> _WHAT TO DO_
Quote the records that follow in full, leaving the pictures out.

# # # # #

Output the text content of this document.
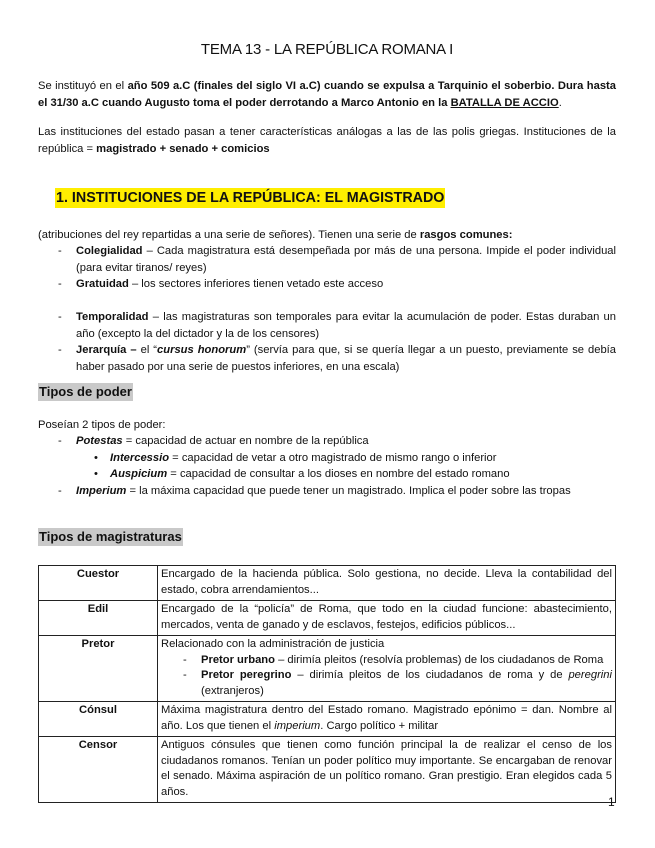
TEMA 13 - LA REPÚBLICA ROMANA I
Se instituyó en el año 509 a.C (finales del siglo VI a.C) cuando se expulsa a Tarquinio el soberbio. Dura hasta el 31/30 a.C cuando Augusto toma el poder derrotando a Marco Antonio en la BATALLA DE ACCIO.
Las instituciones del estado pasan a tener características análogas a las de las polis griegas. Instituciones de la república = magistrado + senado + comicios
1. INSTITUCIONES DE LA REPÚBLICA: EL MAGISTRADO
(atribuciones del rey repartidas a una serie de señores). Tienen una serie de rasgos comunes:
- Colegialidad – Cada magistratura está desempeñada por más de una persona. Impide el poder individual (para evitar tiranos/ reyes)
- Gratuidad – los sectores inferiores tienen vetado este acceso
- Temporalidad – las magistraturas son temporales para evitar la acumulación de poder. Estas duraban un año (excepto la del dictador y la de los censores)
- Jerarquía – el “cursus honorum” (servía para que, si se quería llegar a un puesto, previamente se debía haber pasado por una serie de puestos inferiores, en una escala)
Tipos de poder
Poseían 2 tipos de poder:
- Potestas = capacidad de actuar en nombre de la república
• Intercessio = capacidad de vetar a otro magistrado de mismo rango o inferior
• Auspicium = capacidad de consultar a los dioses en nombre del estado romano
- Imperium = la máxima capacidad que puede tener un magistrado. Implica el poder sobre las tropas
Tipos de magistraturas
Cuestor	Encargado de la hacienda pública. Solo gestiona, no decide. Lleva la contabilidad del estado, cobra arrendamientos...
Edil	Encargado de la “policía” de Roma, que todo en la ciudad funcione: abastecimiento, mercados, venta de ganado y de esclavos, festejos, edificios públicos...
Pretor	Relacionado con la administración de justicia
- Pretor urbano – dirimía pleitos (resolvía problemas) de los ciudadanos de Roma
- Pretor peregrino – dirimía pleitos de los ciudadanos de roma y de peregrini (extranjeros)

Cónsul	Máxima magistratura dentro del Estado romano. Magistrado epónimo = dan. Nombre al año. Los que tienen el imperium. Cargo político + militar
Censor	Antiguos cónsules que tienen como función principal la de realizar el censo de los ciudadanos romanos. Tenían un poder político muy importante. Se encargaban de renovar el senado. Máxima aspiración de un político romano. Gran prestigio. Eran elegidos cada 5 años.
1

# # # # #

> _COMPLETED TASK_
Output the text content of this document.
TEMA 13 - LA REPÚBLICA ROMANA I
Se instituyó en el año 509 a.C (finales del siglo VI a.C) cuando se expulsa a Tarquinio el soberbio. Dura hasta el 31/30 a.C cuando Augusto toma el poder derrotando a Marco Antonio en la BATALLA DE ACCIO.
Las instituciones del estado pasan a tener características análogas a las de las polis griegas. Instituciones de la república = magistrado + senado + comicios
1. INSTITUCIONES DE LA REPÚBLICA: EL MAGISTRADO
(atribuciones del rey repartidas a una serie de señores). Tienen una serie de rasgos comunes:
- Colegialidad – Cada magistratura está desempeñada por más de una persona. Impide el poder individual (para evitar tiranos/ reyes)
- Gratuidad – los sectores inferiores tienen vetado este acceso
- Temporalidad – las magistraturas son temporales para evitar la acumulación de poder. Estas duraban un año (excepto la del dictador y la de los censores)
- Jerarquía – el “cursus honorum” (servía para que, si se quería llegar a un puesto, previamente se debía haber pasado por una serie de puestos inferiores, en una escala)
Tipos de poder
Poseían 2 tipos de poder:
- Potestas = capacidad de actuar en nombre de la república
• Intercessio = capacidad de vetar a otro magistrado de mismo rango o inferior
• Auspicium = capacidad de consultar a los dioses en nombre del estado romano
- Imperium = la máxima capacidad que puede tener un magistrado. Implica el poder sobre las tropas
Tipos de magistraturas
Cuestor	Encargado de la hacienda pública. Solo gestiona, no decide. Lleva la contabilidad del estado, cobra arrendamientos...
Edil	Encargado de la “policía” de Roma, que todo en la ciudad funcione: abastecimiento, mercados, venta de ganado y de esclavos, festejos, edificios públicos...
Pretor	Relacionado con la administración de justicia
- Pretor urbano – dirimía pleitos (resolvía problemas) de los ciudadanos de Roma
- Pretor peregrino – dirimía pleitos de los ciudadanos de roma y de peregrini (extranjeros)

Cónsul	Máxima magistratura dentro del Estado romano. Magistrado epónimo = dan. Nombre al año. Los que tienen el imperium. Cargo político + militar
Censor	Antiguos cónsules que tienen como función principal la de realizar el censo de los ciudadanos romanos. Tenían un poder político muy importante. Se encargaban de renovar el senado. Máxima aspiración de un político romano. Gran prestigio. Eran elegidos cada 5 años.
1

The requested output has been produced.